What is expected: Collect every line in the records below that contains the word "Counseling".

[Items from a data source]

- - -

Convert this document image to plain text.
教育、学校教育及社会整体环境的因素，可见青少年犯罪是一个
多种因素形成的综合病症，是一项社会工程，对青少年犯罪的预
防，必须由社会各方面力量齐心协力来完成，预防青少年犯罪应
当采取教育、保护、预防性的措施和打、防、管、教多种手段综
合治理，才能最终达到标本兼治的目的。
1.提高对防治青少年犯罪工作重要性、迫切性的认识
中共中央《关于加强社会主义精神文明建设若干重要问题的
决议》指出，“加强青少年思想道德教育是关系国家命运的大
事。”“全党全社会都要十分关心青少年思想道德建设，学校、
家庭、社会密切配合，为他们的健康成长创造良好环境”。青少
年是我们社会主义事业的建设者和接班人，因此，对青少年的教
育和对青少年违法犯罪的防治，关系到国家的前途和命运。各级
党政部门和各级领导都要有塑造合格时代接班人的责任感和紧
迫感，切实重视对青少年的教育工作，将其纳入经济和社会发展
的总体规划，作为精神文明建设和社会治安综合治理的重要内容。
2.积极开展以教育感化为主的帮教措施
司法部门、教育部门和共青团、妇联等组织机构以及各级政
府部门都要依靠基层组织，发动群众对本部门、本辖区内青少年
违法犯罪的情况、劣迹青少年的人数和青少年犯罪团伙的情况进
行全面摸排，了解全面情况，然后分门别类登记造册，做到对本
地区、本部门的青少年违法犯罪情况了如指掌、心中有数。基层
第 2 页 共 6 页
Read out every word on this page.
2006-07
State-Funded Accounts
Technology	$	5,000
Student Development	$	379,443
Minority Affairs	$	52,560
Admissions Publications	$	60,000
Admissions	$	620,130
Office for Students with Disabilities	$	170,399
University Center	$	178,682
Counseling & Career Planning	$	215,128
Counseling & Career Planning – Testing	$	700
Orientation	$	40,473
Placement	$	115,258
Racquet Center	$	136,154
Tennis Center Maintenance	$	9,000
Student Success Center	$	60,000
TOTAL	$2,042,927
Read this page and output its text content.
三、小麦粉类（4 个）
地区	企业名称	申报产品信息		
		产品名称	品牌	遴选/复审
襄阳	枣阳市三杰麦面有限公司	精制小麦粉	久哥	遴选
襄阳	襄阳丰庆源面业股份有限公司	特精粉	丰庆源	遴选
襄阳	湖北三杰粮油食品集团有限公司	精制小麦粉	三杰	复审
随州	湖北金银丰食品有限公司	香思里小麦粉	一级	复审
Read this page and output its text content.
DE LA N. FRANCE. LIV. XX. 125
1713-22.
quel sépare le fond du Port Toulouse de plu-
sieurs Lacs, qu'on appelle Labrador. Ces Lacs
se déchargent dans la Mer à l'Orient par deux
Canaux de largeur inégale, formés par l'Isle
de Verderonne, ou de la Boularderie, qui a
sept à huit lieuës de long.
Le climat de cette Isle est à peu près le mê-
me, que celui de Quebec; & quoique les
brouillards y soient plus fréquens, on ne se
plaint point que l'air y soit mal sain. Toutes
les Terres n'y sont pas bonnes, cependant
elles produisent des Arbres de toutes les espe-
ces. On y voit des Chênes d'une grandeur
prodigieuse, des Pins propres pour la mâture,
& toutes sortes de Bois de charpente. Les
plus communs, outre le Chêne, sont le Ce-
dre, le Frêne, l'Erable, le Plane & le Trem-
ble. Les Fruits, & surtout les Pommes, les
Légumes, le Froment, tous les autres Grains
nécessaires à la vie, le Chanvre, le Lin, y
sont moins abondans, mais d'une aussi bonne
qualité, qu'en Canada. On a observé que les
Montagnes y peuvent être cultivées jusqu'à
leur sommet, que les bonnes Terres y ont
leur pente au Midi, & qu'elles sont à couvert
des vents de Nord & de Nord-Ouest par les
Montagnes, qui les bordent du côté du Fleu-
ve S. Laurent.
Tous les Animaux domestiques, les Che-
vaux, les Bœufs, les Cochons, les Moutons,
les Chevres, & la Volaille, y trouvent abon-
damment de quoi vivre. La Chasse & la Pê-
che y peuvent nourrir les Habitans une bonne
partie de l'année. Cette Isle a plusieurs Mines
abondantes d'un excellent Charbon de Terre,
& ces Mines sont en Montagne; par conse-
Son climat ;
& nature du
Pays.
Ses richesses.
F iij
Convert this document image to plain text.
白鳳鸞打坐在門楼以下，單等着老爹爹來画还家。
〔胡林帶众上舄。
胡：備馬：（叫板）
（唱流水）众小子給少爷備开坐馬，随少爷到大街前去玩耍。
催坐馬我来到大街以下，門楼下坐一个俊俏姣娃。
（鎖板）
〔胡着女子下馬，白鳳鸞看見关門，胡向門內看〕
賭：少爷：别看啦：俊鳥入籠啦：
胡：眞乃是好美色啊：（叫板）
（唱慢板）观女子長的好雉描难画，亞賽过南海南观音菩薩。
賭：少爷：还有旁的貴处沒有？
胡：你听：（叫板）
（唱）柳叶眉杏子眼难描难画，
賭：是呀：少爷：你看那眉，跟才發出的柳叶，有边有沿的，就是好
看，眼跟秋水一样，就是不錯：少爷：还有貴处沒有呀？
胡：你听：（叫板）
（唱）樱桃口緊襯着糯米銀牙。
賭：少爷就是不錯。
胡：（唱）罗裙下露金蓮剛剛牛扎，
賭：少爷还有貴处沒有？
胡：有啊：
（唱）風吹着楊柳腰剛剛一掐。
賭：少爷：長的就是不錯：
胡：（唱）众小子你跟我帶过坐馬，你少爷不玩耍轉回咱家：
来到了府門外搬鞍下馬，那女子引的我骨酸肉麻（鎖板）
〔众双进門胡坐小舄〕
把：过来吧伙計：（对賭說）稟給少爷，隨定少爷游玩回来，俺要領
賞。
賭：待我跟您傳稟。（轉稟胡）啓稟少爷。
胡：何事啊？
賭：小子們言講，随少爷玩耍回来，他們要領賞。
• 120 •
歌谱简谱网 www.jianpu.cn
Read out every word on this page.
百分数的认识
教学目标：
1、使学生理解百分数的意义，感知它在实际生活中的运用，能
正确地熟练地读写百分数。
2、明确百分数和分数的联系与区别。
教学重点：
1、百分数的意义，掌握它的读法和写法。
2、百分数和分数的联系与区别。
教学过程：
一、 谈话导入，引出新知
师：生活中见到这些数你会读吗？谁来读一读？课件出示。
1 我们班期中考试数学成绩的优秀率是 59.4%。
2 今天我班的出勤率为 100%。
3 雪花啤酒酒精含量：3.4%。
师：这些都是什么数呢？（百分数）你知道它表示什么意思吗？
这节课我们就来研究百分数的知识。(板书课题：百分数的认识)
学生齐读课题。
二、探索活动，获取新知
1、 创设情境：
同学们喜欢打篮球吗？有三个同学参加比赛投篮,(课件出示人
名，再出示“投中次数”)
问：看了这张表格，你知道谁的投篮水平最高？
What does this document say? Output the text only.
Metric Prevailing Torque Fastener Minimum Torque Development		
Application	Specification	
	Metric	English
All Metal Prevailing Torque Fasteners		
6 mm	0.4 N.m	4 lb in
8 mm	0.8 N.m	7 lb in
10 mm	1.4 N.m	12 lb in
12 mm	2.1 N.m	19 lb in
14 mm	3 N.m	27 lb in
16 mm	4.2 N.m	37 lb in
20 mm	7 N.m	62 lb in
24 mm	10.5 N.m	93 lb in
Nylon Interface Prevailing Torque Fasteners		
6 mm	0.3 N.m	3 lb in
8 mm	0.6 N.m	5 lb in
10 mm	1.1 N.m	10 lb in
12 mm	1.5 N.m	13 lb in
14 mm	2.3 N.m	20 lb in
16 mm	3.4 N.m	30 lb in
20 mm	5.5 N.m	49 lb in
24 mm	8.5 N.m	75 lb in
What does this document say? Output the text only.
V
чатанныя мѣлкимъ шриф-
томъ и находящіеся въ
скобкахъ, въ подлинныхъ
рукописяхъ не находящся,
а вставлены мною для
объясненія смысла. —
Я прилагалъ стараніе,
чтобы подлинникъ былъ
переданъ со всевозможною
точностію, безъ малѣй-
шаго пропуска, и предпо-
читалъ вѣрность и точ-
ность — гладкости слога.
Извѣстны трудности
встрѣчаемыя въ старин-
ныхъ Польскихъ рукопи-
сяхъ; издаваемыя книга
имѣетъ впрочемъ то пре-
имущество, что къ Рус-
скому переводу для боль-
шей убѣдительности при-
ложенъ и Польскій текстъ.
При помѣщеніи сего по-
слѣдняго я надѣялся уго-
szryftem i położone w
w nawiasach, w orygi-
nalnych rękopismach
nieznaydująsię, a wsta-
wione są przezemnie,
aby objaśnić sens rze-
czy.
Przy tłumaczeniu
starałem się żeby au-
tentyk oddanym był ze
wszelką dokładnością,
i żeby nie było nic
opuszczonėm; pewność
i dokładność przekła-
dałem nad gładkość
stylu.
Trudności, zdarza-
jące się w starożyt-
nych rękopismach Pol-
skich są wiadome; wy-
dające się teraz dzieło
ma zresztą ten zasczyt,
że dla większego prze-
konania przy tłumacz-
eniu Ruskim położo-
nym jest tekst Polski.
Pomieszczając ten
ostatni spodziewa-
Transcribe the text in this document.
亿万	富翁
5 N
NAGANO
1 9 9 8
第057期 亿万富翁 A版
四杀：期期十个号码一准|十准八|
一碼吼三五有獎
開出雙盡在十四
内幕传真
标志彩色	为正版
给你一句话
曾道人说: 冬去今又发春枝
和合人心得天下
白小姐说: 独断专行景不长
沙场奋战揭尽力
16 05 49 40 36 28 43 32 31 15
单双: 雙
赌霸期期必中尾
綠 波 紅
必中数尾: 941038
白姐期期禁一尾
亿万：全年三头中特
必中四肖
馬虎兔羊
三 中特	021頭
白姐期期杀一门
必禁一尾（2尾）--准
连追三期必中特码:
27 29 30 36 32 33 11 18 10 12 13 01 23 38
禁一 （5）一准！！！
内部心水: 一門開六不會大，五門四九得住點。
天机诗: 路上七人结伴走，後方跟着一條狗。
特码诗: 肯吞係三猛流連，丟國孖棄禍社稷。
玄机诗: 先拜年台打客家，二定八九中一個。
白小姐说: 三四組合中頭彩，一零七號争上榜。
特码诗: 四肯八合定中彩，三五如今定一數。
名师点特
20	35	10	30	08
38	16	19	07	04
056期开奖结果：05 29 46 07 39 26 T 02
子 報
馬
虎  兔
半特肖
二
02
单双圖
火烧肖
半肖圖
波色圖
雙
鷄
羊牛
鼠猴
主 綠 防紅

- - -

Solution for this exercise:
Counseling & Career Planning	$	215,128
Counseling & Career Planning – Testing	$	700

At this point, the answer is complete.